══ DATA EXTRACT ══

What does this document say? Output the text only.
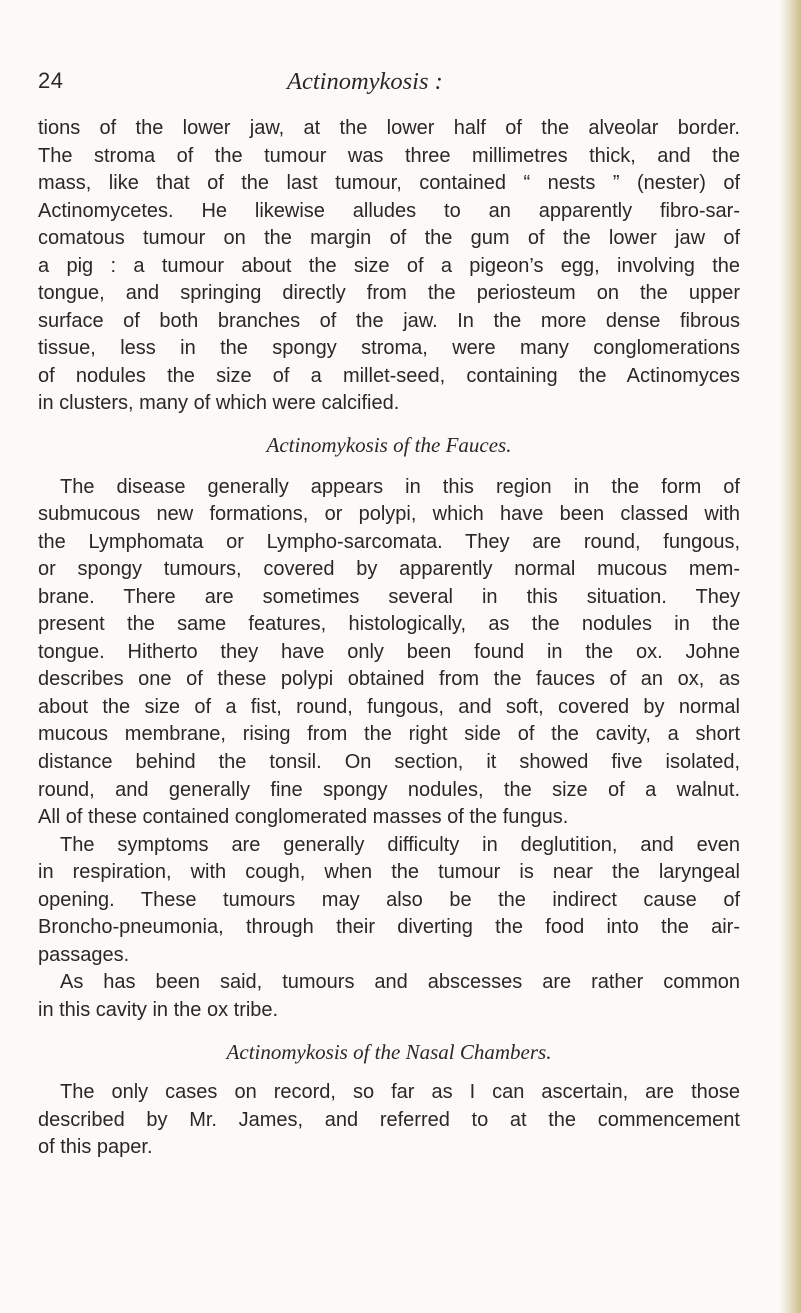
24	Actinomykosis :
tions of the lower jaw, at the lower half of the alveolar border.
The stroma of the tumour was three millimetres thick, and the
mass, like that of the last tumour, contained “ nests ” (nester) of
Actinomycetes. He likewise alludes to an apparently fibro-sar-
comatous tumour on the margin of the gum of the lower jaw of
a pig : a tumour about the size of a pigeon’s egg, involving the
tongue, and springing directly from the periosteum on the upper
surface of both branches of the jaw. In the more dense fibrous
tissue, less in the spongy stroma, were many conglomerations
of nodules the size of a millet-seed, containing the Actinomyces
in clusters, many of which were calcified.
Actinomykosis of the Fauces.
The disease generally appears in this region in the form of
submucous new formations, or polypi, which have been classed with
the Lymphomata or Lympho-sarcomata. They are round, fungous,
or spongy tumours, covered by apparently normal mucous mem-
brane. There are sometimes several in this situation. They
present the same features, histologically, as the nodules in the
tongue. Hitherto they have only been found in the ox. Johne
describes one of these polypi obtained from the fauces of an ox, as
about the size of a fist, round, fungous, and soft, covered by normal
mucous membrane, rising from the right side of the cavity, a short
distance behind the tonsil. On section, it showed five isolated,
round, and generally fine spongy nodules, the size of a walnut.
All of these contained conglomerated masses of the fungus.
The symptoms are generally difficulty in deglutition, and even
in respiration, with cough, when the tumour is near the laryngeal
opening. These tumours may also be the indirect cause of
Broncho-pneumonia, through their diverting the food into the air-
passages.
As has been said, tumours and abscesses are rather common
in this cavity in the ox tribe.
Actinomykosis of the Nasal Chambers.
The only cases on record, so far as I can ascertain, are those
described by Mr. James, and referred to at the commencement
of this paper.
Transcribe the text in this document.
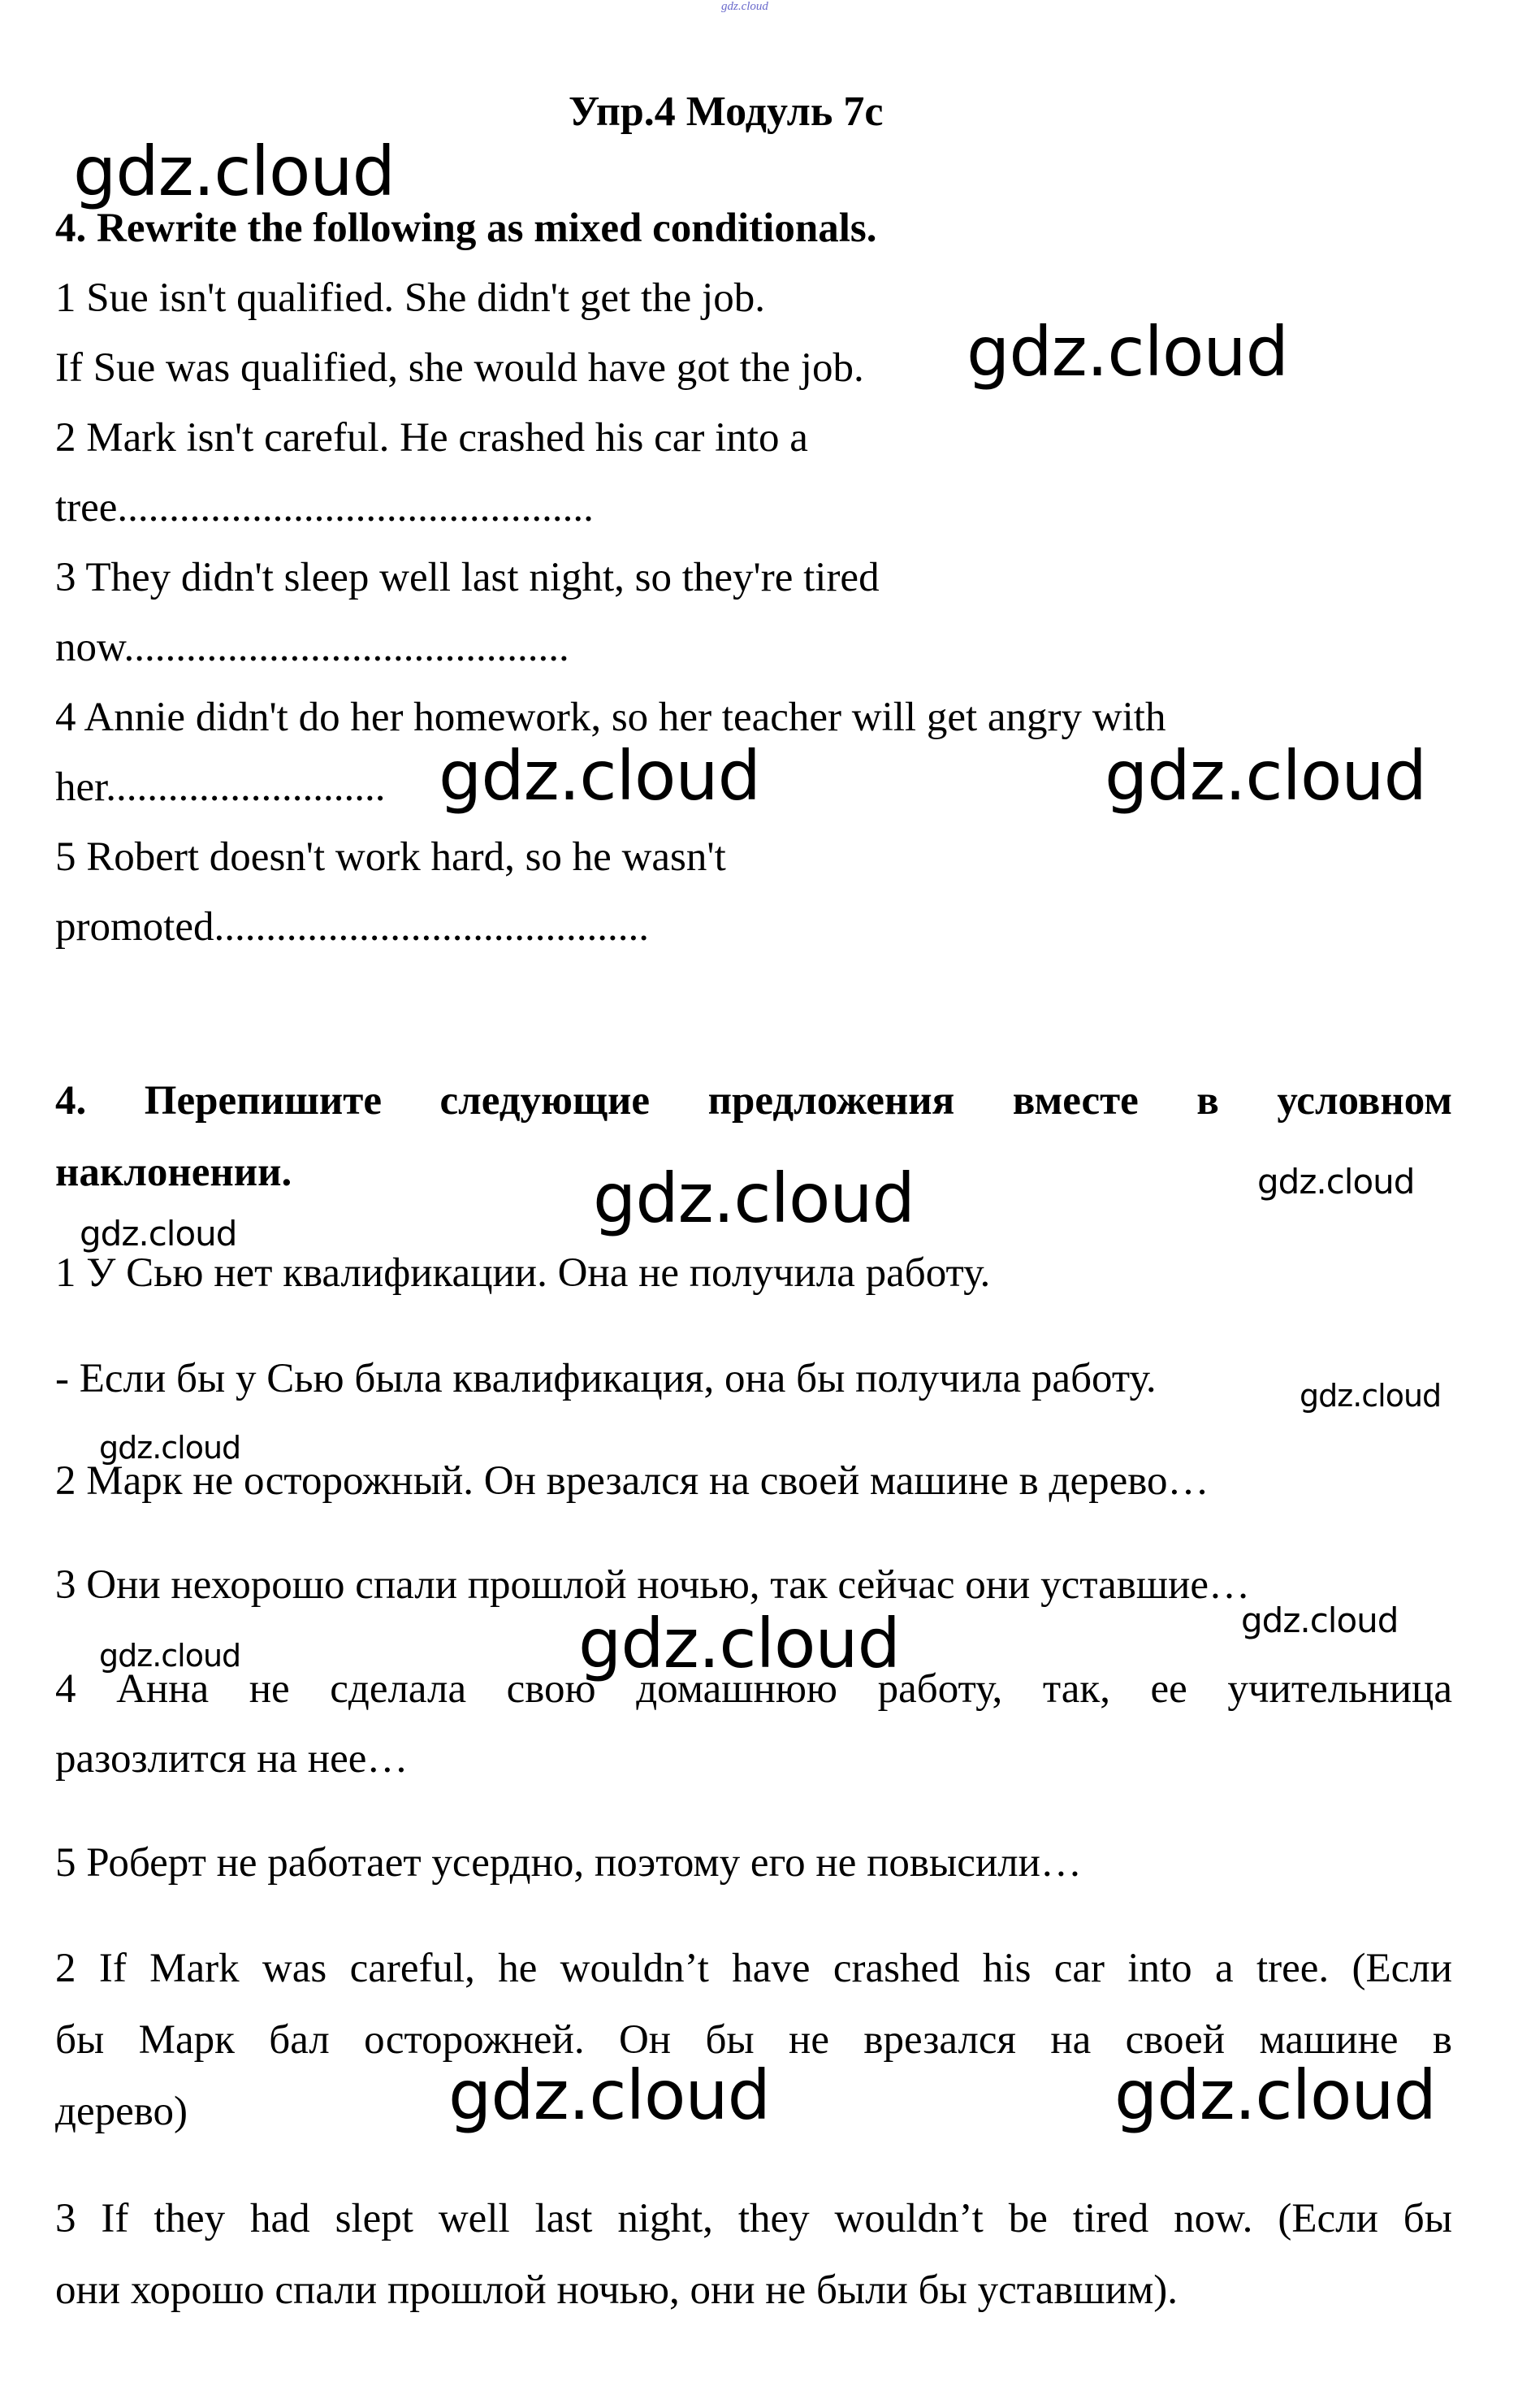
gdz.cloud
Упр.4 Модуль 7c
4. Rewrite the following as mixed conditionals.
1 Sue isn't qualified. She didn't get the job.
If Sue was qualified, she would have got the job.
2 Mark isn't careful. He crashed his car into a
tree..............................................
3 They didn't sleep well last night, so they're tired
now...........................................
4 Annie didn't do her homework, so her teacher will get angry with
her...........................
5 Robert doesn't work hard, so he wasn't
promoted..........................................
4. Перепишите следующие предложения вместе в условном
наклонении.
1 У Сью нет квалификации. Она не получила работу.
- Если бы у Сью была квалификация, она бы получила работу.
2 Марк не осторожный. Он врезался на своей машине в дерево…
3 Они нехорошо спали прошлой ночью, так сейчас они уставшие…
4 Анна не сделала свою домашнюю работу, так, ее учительница
разозлится на нее…
5 Роберт не работает усердно, поэтому его не повысили…
2 If Mark was careful, he wouldn’t have crashed his car into a tree. (Если
бы Марк бал осторожней. Он бы не врезался на своей машине в
дерево)
3 If they had slept well last night, they wouldn’t be tired now. (Если бы
они хорошо спали прошлой ночью, они не были бы уставшим).
gdz.cloud
gdz.cloud
gdz.cloud	gdz.cloud
gdz.cloud
gdz.cloud
gdz.cloud	gdz.cloud
gdz.cloud
gdz.cloud
gdz.cloud
gdz.cloud
gdz.cloud
gdz.cloud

═══

• **REQUIREMENT**: Look through the entries above; copy every line holding the string "прошлой".

• **REPLY TO THE TASK**:
3 Они нехорошо спали прошлой ночью, так сейчас они уставшие…
они хорошо спали прошлой ночью, они не были бы уставшим).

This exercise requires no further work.